■ Material provided
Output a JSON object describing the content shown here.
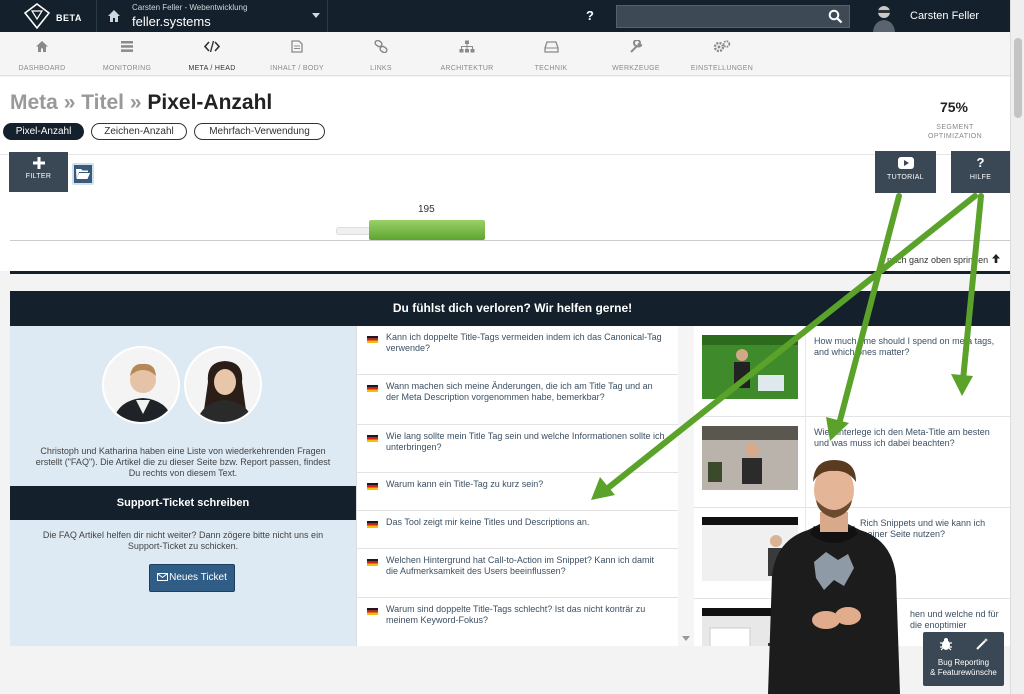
{
  "topbar": {
    "beta": "BETA",
    "account_sub": "Carsten Feller - Webentwicklung",
    "account_name": "feller.systems",
    "help": "?",
    "search_placeholder": "",
    "user_name": "Carsten Feller"
  },
  "nav": {
    "items": [
      {
        "label": "DASHBOARD",
        "icon": "home-icon"
      },
      {
        "label": "MONITORING",
        "icon": "list-icon"
      },
      {
        "label": "META / HEAD",
        "icon": "code-icon"
      },
      {
        "label": "INHALT / BODY",
        "icon": "document-icon"
      },
      {
        "label": "LINKS",
        "icon": "link-icon"
      },
      {
        "label": "ARCHITEKTUR",
        "icon": "sitemap-icon"
      },
      {
        "label": "TECHNIK",
        "icon": "hdd-icon"
      },
      {
        "label": "WERKZEUGE",
        "icon": "wrench-icon"
      },
      {
        "label": "EINSTELLUNGEN",
        "icon": "gears-icon"
      }
    ]
  },
  "breadcrumb": {
    "part1": "Meta",
    "sep1": " » ",
    "part2": "Titel",
    "sep2": " » ",
    "current": "Pixel-Anzahl"
  },
  "subtabs": [
    "Pixel-Anzahl",
    "Zeichen-Anzahl",
    "Mehrfach-Verwendung"
  ],
  "score": {
    "value": "75%",
    "label_line1": "SEGMENT",
    "label_line2": "OPTIMIZATION"
  },
  "toolbar": {
    "filter": "FILTER",
    "tutorial": "TUTORIAL",
    "hilfe": "HILFE"
  },
  "chart_data": {
    "type": "bar",
    "values": [
      195
    ],
    "data_labels": [
      "195"
    ]
  },
  "jump_top": "nach ganz oben springen",
  "help": {
    "header": "Du fühlst dich verloren? Wir helfen gerne!",
    "intro": "Christoph und Katharina haben eine Liste von wiederkehrenden Fragen erstellt (\"FAQ\"). Die Artikel die zu dieser Seite bzw. Report passen, findest Du rechts von diesem Text.",
    "ticket_header": "Support-Ticket schreiben",
    "ticket_text": "Die FAQ Artikel helfen dir nicht weiter? Dann zögere bitte nicht uns ein Support-Ticket zu schicken.",
    "ticket_button": "Neues Ticket"
  },
  "faq": [
    "Kann ich doppelte Title-Tags vermeiden indem ich das Canonical-Tag verwende?",
    "Wann machen sich meine Änderungen, die ich am Title Tag und an der Meta Description vorgenommen habe, bemerkbar?",
    "Wie lang sollte mein Title Tag sein und welche Informationen sollte ich unterbringen?",
    "Warum kann ein Title-Tag zu kurz sein?",
    "Das Tool zeigt mir keine Titles und Descriptions an.",
    "Welchen Hintergrund hat Call-to-Action im Snippet? Kann ich damit die Aufmerksamkeit des Users beeinflussen?",
    "Warum sind doppelte Title-Tags schlecht? Ist das nicht konträr zu meinem Keyword-Fokus?"
  ],
  "videos": [
    "How much time should I spend on meta tags, and which ones matter?",
    "Wie hinterlege ich den Meta-Title am besten und was muss ich dabei beachten?",
    "Rich Snippets und wie kann ich meiner Seite nutzen?",
    "hen und welche nd für die enoptimier"
  ],
  "bug": {
    "line1": "Bug Reporting",
    "line2": "& Featurewünsche"
  }
}
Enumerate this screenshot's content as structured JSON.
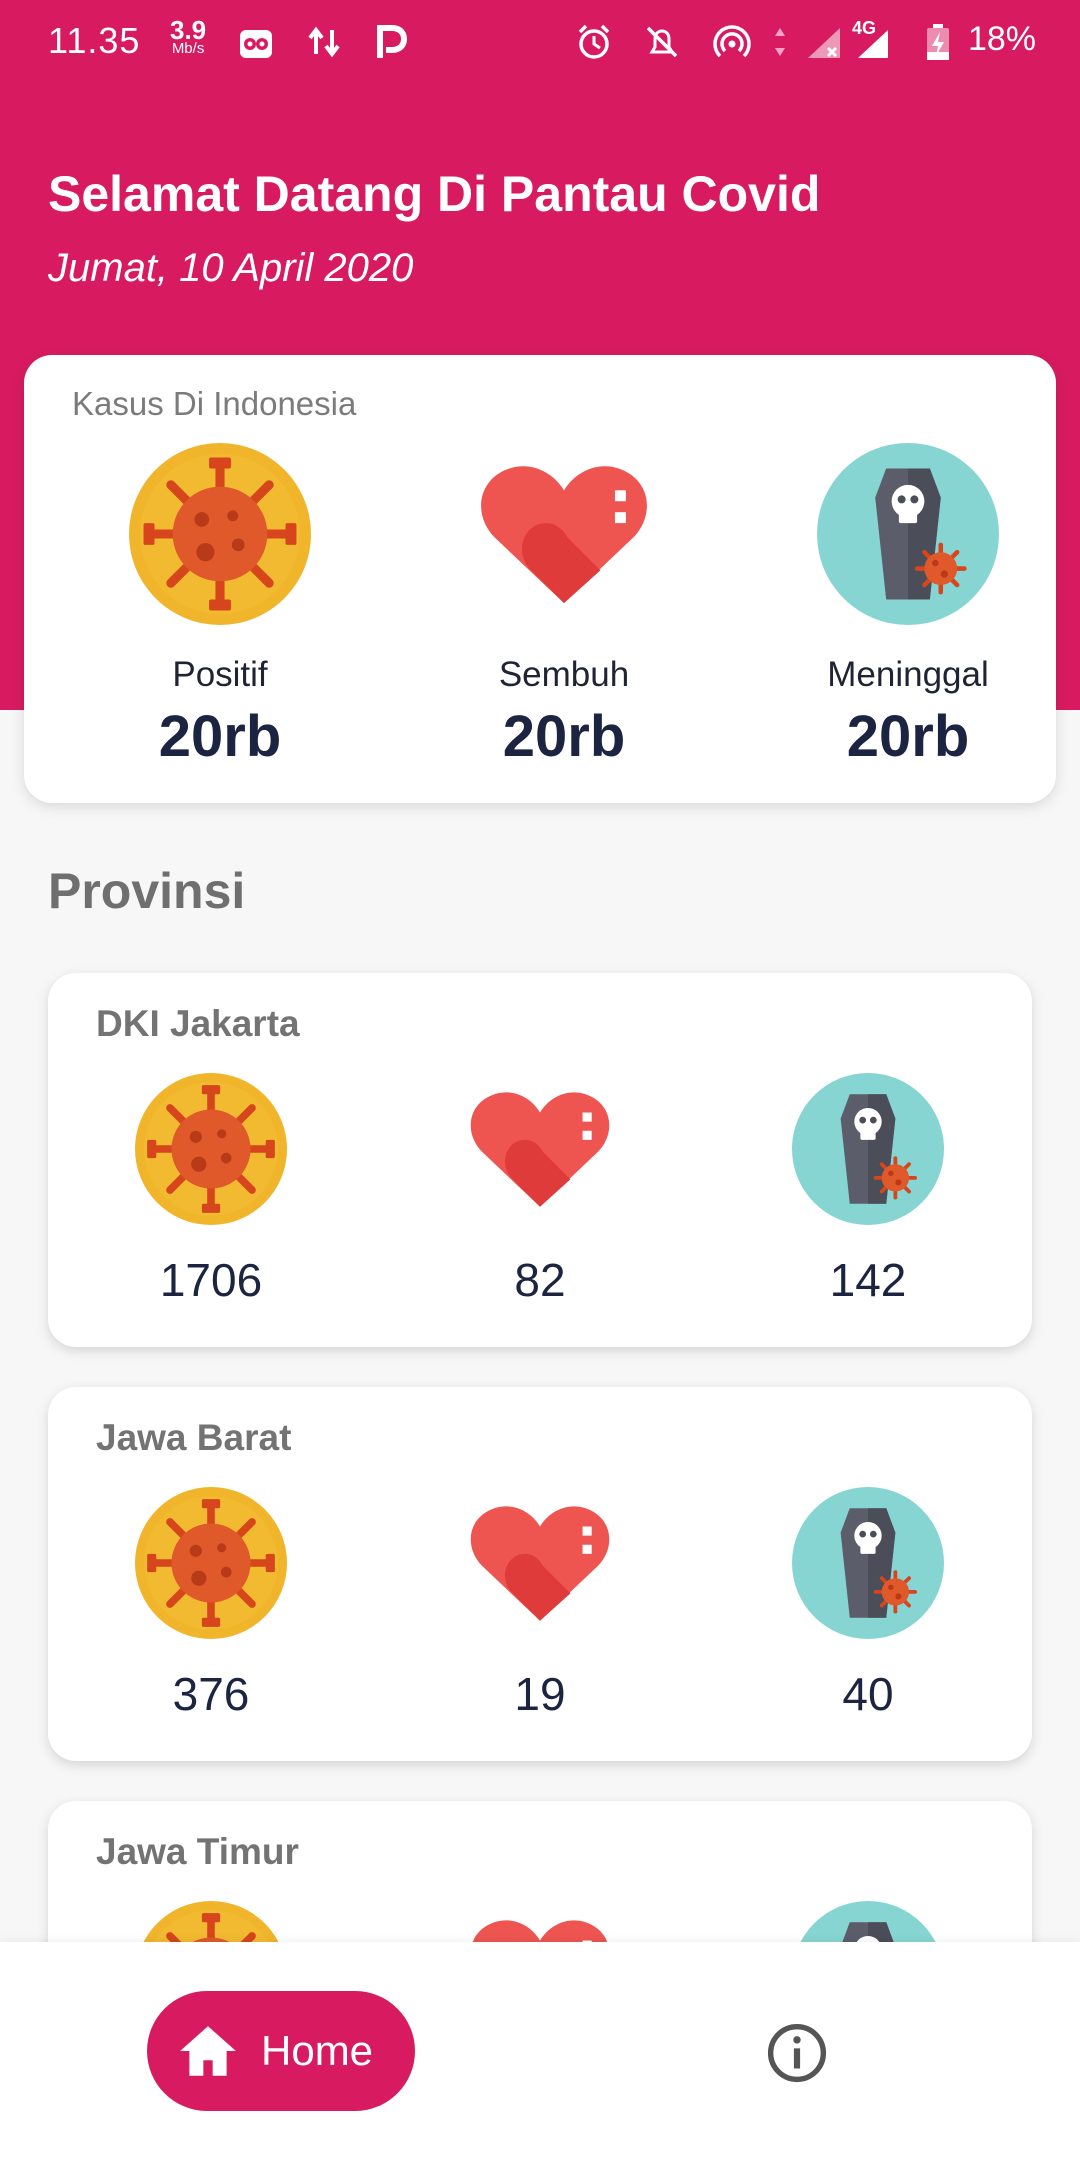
{
  "status_bar": {
    "time": "11.35",
    "speed_value": "3.9",
    "speed_unit": "Mb/s",
    "network": "4G",
    "battery": "18%"
  },
  "header": {
    "welcome": "Selamat Datang Di Pantau Covid",
    "date": "Jumat, 10 April 2020"
  },
  "summary": {
    "title": "Kasus Di Indonesia",
    "stats": [
      {
        "label": "Positif",
        "value": "20rb",
        "icon": "virus-icon"
      },
      {
        "label": "Sembuh",
        "value": "20rb",
        "icon": "heart-icon"
      },
      {
        "label": "Meninggal",
        "value": "20rb",
        "icon": "coffin-icon"
      }
    ]
  },
  "section_title": "Provinsi",
  "provinces": [
    {
      "name": "DKI Jakarta",
      "positif": "1706",
      "sembuh": "82",
      "meninggal": "142"
    },
    {
      "name": "Jawa Barat",
      "positif": "376",
      "sembuh": "19",
      "meninggal": "40"
    },
    {
      "name": "Jawa Timur",
      "positif": "",
      "sembuh": "",
      "meninggal": ""
    }
  ],
  "nav": {
    "home_label": "Home",
    "home_icon": "home-icon",
    "info_icon": "info-icon"
  },
  "colors": {
    "primary": "#d81b60",
    "text_dark": "#1b2440",
    "virus_yellow": "#f2b82a",
    "heart_red": "#e84a4a",
    "coffin_teal": "#7fd3d0"
  }
}
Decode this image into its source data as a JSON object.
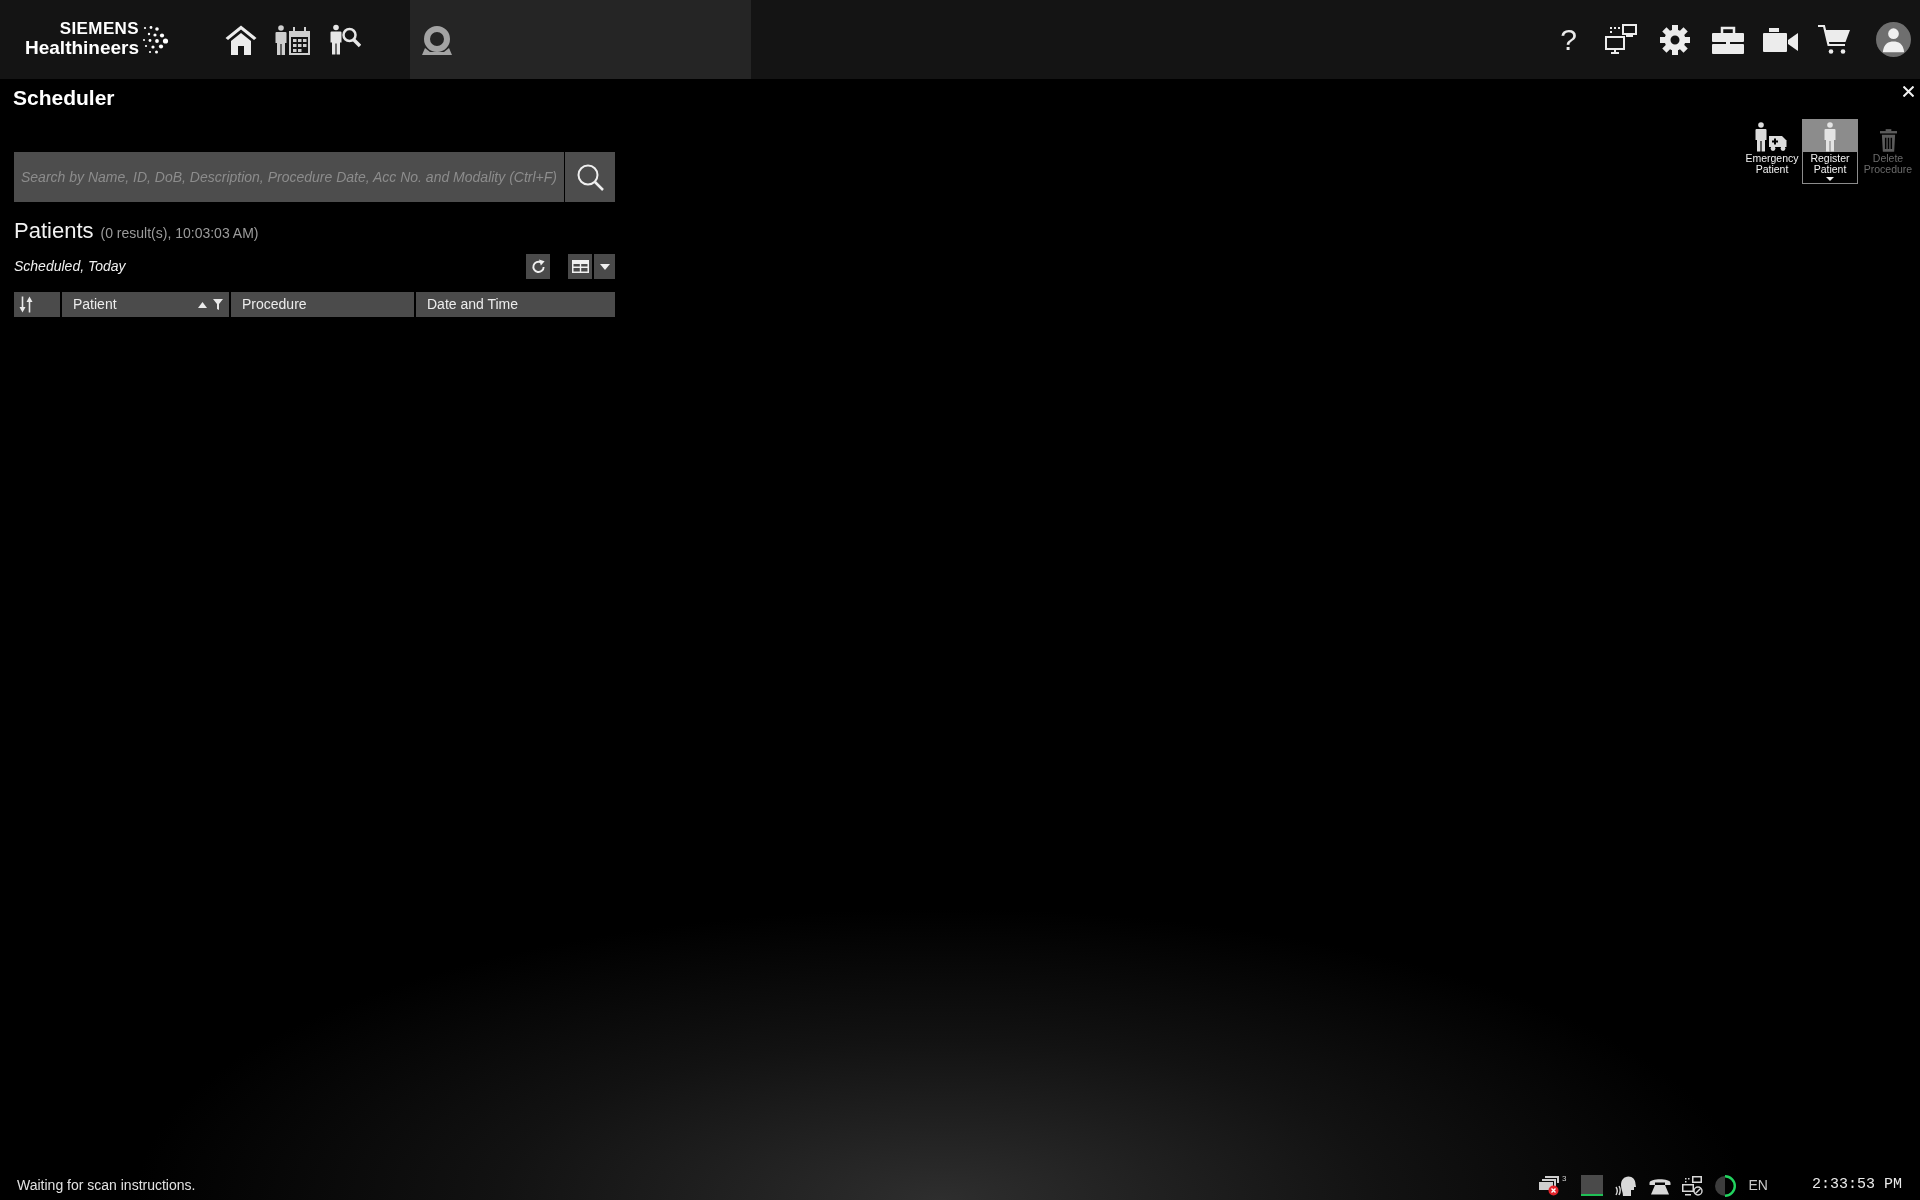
{
  "top_bar": {
    "logo": {
      "brand": "SIEMENS",
      "name": "Healthineers"
    },
    "help_label": "?"
  },
  "panel": {
    "title": "Scheduler"
  },
  "toolbar": {
    "buttons": [
      {
        "label": "Emergency Patient",
        "highlighted": false,
        "disabled": false,
        "dropdown": false
      },
      {
        "label": "Register Patient",
        "highlighted": true,
        "disabled": false,
        "dropdown": true
      },
      {
        "label": "Delete Procedure",
        "highlighted": false,
        "disabled": true,
        "dropdown": false
      }
    ]
  },
  "search": {
    "placeholder": "Search by Name, ID, DoB, Description, Procedure Date, Acc No. and Modality (Ctrl+F)"
  },
  "patients": {
    "title": "Patients",
    "summary": "(0 result(s), 10:03:03 AM)",
    "filter": "Scheduled, Today"
  },
  "table": {
    "columns": [
      {
        "kind": "sort_toggle"
      },
      {
        "kind": "text",
        "label": "Patient",
        "sorted": true,
        "filter": true
      },
      {
        "kind": "text",
        "label": "Procedure",
        "sorted": false,
        "filter": false
      },
      {
        "kind": "text",
        "label": "Date and Time",
        "sorted": false,
        "filter": false
      }
    ]
  },
  "status_bar": {
    "message": "Waiting for scan instructions.",
    "alert_count": "3",
    "language": "EN",
    "time": "2:33:53 PM"
  }
}
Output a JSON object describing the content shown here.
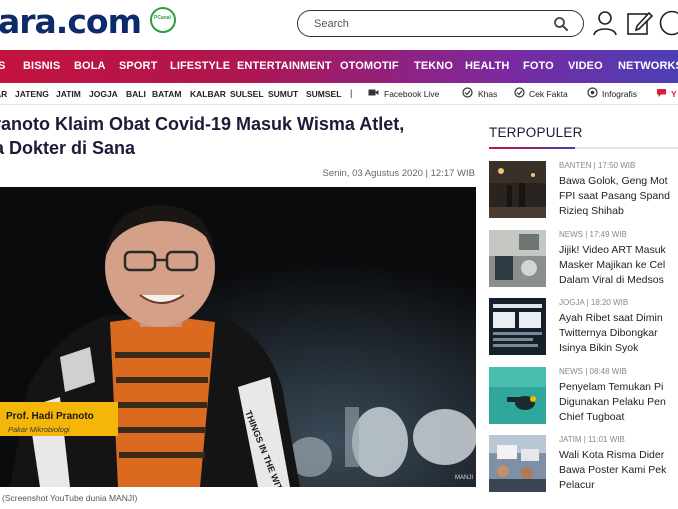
{
  "header": {
    "logo_text": "ara.com",
    "logo_badge": "PCanal",
    "search_placeholder": "Search"
  },
  "main_nav": [
    "S",
    "BISNIS",
    "BOLA",
    "SPORT",
    "LIFESTYLE",
    "ENTERTAINMENT",
    "OTOMOTIF",
    "TEKNO",
    "HEALTH",
    "FOTO",
    "VIDEO",
    "NETWORKS"
  ],
  "sub_nav": {
    "regions": [
      "AR",
      "JATENG",
      "JATIM",
      "JOGJA",
      "BALI",
      "BATAM",
      "KALBAR",
      "SULSEL",
      "SUMUT",
      "SUMSEL"
    ],
    "separator": "|",
    "links": [
      "Facebook Live",
      "Khas",
      "Cek Fakta",
      "Infografis",
      "Y"
    ]
  },
  "article": {
    "headline_line1": "ranoto Klaim Obat Covid-19 Masuk Wisma Atlet,",
    "headline_line2": "a Dokter di Sana",
    "date": "Senin, 03 Agustus 2020 | 12:17 WIB",
    "caption_name": "Prof. Hadi Pranoto",
    "caption_role": "Pakar Mikrobiologi",
    "photo_credit": "(Screenshot YouTube dunia MANJI)",
    "photo_watermark": "MANJI",
    "shirt_text": "THINGS IN THE WITH"
  },
  "sidebar": {
    "title": "TERPOPULER",
    "items": [
      {
        "meta": "BANTEN | 17:50 WIB",
        "lines": [
          "Bawa Golok, Geng Mot",
          "FPI saat Pasang Spand",
          "Rizieq Shihab"
        ]
      },
      {
        "meta": "NEWS | 17:49 WIB",
        "lines": [
          "Jijik! Video ART Masuk",
          "Masker Majikan ke Cel",
          "Dalam Viral di Medsos"
        ]
      },
      {
        "meta": "JOGJA | 18:20 WIB",
        "lines": [
          "Ayah Ribet saat Dimin",
          "Twitternya Dibongkar",
          "Isinya Bikin Syok"
        ]
      },
      {
        "meta": "NEWS | 08:48 WIB",
        "lines": [
          "Penyelam Temukan Pi",
          "Digunakan Pelaku Pen",
          "Chief Tugboat"
        ]
      },
      {
        "meta": "JATIM | 11:01 WIB",
        "lines": [
          "Wali Kota Risma Dider",
          "Bawa Poster Kami Pek",
          "Pelacur"
        ]
      }
    ]
  },
  "colors": {
    "nav_start": "#c3133d",
    "nav_end": "#4b3fb6",
    "caption_bg": "#f5b60a",
    "headline": "#1b1b3a"
  }
}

■ What needs to be done
Go through the data and show each line that holds "filter".

■ Response to this task
    "filter": "FILTER",
    "filter": "Scheduled, Today"
        "filter": true
        "filter": false
        "filter": false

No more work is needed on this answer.